(Data excerpts)
———

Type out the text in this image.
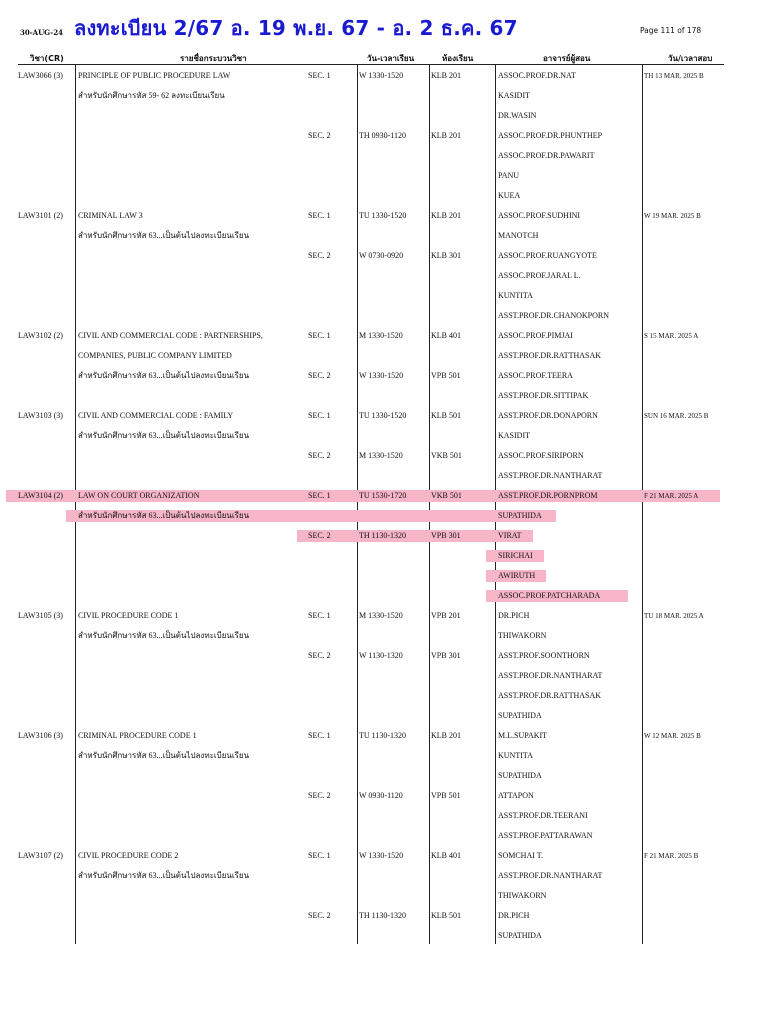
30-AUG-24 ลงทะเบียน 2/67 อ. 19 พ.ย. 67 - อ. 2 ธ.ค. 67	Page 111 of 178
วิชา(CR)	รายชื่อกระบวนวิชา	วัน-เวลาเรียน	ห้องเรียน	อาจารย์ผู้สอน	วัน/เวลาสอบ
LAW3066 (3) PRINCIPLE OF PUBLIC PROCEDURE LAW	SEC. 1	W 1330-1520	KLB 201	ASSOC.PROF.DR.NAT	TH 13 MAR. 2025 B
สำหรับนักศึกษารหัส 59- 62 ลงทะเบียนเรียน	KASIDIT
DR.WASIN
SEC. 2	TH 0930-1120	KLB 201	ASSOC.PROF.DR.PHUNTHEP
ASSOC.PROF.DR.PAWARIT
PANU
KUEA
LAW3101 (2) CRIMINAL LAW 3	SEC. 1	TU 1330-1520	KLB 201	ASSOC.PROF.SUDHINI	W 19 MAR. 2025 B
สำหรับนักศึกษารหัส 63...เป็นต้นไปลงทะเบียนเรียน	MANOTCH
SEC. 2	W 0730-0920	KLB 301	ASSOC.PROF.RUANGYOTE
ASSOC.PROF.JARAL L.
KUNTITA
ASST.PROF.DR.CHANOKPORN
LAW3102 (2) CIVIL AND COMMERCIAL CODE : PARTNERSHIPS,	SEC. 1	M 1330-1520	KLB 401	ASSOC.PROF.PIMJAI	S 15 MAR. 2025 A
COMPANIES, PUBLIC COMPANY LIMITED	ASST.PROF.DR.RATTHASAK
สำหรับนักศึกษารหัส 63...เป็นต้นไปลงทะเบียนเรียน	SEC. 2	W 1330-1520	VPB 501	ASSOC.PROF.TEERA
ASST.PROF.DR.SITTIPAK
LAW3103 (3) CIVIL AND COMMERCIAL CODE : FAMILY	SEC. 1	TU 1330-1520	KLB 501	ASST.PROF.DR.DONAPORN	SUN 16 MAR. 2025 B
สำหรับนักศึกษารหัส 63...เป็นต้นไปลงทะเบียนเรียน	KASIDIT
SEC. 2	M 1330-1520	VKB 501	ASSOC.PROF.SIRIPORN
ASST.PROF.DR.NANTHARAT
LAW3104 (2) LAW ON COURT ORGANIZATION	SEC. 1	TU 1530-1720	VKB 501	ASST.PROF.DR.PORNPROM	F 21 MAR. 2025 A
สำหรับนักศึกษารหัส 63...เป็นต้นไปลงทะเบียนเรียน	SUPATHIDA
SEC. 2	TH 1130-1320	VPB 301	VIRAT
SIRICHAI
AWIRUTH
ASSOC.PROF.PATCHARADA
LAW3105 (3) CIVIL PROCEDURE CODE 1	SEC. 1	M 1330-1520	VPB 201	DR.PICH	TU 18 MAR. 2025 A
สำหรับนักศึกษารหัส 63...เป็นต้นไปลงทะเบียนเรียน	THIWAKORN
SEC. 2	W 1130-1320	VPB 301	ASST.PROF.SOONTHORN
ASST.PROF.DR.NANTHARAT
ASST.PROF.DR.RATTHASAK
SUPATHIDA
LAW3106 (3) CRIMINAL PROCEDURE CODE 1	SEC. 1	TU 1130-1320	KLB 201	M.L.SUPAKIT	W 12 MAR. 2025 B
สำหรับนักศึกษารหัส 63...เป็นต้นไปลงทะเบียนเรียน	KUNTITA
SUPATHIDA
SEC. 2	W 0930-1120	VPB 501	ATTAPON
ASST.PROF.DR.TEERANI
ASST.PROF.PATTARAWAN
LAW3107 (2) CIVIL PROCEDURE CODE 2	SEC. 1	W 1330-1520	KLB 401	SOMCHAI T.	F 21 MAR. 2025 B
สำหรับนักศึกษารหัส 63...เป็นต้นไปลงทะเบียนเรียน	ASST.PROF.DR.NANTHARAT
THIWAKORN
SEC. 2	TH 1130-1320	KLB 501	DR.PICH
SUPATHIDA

———

* GOAL
Quote every record above exactly, leaving out the pictures.

* EXERCISE RESPONSE
Type out the text in this image.
30-AUG-24 ลงทะเบียน 2/67 อ. 19 พ.ย. 67 - อ. 2 ธ.ค. 67	Page 111 of 178
วิชา(CR)	รายชื่อกระบวนวิชา	วัน-เวลาเรียน	ห้องเรียน	อาจารย์ผู้สอน	วัน/เวลาสอบ
LAW3066 (3) PRINCIPLE OF PUBLIC PROCEDURE LAW	SEC. 1	W 1330-1520	KLB 201	ASSOC.PROF.DR.NAT	TH 13 MAR. 2025 B
สำหรับนักศึกษารหัส 59- 62 ลงทะเบียนเรียน	KASIDIT
DR.WASIN
SEC. 2	TH 0930-1120	KLB 201	ASSOC.PROF.DR.PHUNTHEP
ASSOC.PROF.DR.PAWARIT
PANU
KUEA
LAW3101 (2) CRIMINAL LAW 3	SEC. 1	TU 1330-1520	KLB 201	ASSOC.PROF.SUDHINI	W 19 MAR. 2025 B
สำหรับนักศึกษารหัส 63...เป็นต้นไปลงทะเบียนเรียน	MANOTCH
SEC. 2	W 0730-0920	KLB 301	ASSOC.PROF.RUANGYOTE
ASSOC.PROF.JARAL L.
KUNTITA
ASST.PROF.DR.CHANOKPORN
LAW3102 (2) CIVIL AND COMMERCIAL CODE : PARTNERSHIPS,	SEC. 1	M 1330-1520	KLB 401	ASSOC.PROF.PIMJAI	S 15 MAR. 2025 A
COMPANIES, PUBLIC COMPANY LIMITED	ASST.PROF.DR.RATTHASAK
สำหรับนักศึกษารหัส 63...เป็นต้นไปลงทะเบียนเรียน	SEC. 2	W 1330-1520	VPB 501	ASSOC.PROF.TEERA
ASST.PROF.DR.SITTIPAK
LAW3103 (3) CIVIL AND COMMERCIAL CODE : FAMILY	SEC. 1	TU 1330-1520	KLB 501	ASST.PROF.DR.DONAPORN	SUN 16 MAR. 2025 B
สำหรับนักศึกษารหัส 63...เป็นต้นไปลงทะเบียนเรียน	KASIDIT
SEC. 2	M 1330-1520	VKB 501	ASSOC.PROF.SIRIPORN
ASST.PROF.DR.NANTHARAT
LAW3104 (2) LAW ON COURT ORGANIZATION	SEC. 1	TU 1530-1720	VKB 501	ASST.PROF.DR.PORNPROM	F 21 MAR. 2025 A
สำหรับนักศึกษารหัส 63...เป็นต้นไปลงทะเบียนเรียน	SUPATHIDA
SEC. 2	TH 1130-1320	VPB 301	VIRAT
SIRICHAI
AWIRUTH
ASSOC.PROF.PATCHARADA
LAW3105 (3) CIVIL PROCEDURE CODE 1	SEC. 1	M 1330-1520	VPB 201	DR.PICH	TU 18 MAR. 2025 A
สำหรับนักศึกษารหัส 63...เป็นต้นไปลงทะเบียนเรียน	THIWAKORN
SEC. 2	W 1130-1320	VPB 301	ASST.PROF.SOONTHORN
ASST.PROF.DR.NANTHARAT
ASST.PROF.DR.RATTHASAK
SUPATHIDA
LAW3106 (3) CRIMINAL PROCEDURE CODE 1	SEC. 1	TU 1130-1320	KLB 201	M.L.SUPAKIT	W 12 MAR. 2025 B
สำหรับนักศึกษารหัส 63...เป็นต้นไปลงทะเบียนเรียน	KUNTITA
SUPATHIDA
SEC. 2	W 0930-1120	VPB 501	ATTAPON
ASST.PROF.DR.TEERANI
ASST.PROF.PATTARAWAN
LAW3107 (2) CIVIL PROCEDURE CODE 2	SEC. 1	W 1330-1520	KLB 401	SOMCHAI T.	F 21 MAR. 2025 B
สำหรับนักศึกษารหัส 63...เป็นต้นไปลงทะเบียนเรียน	ASST.PROF.DR.NANTHARAT
THIWAKORN
SEC. 2	TH 1130-1320	KLB 501	DR.PICH
SUPATHIDA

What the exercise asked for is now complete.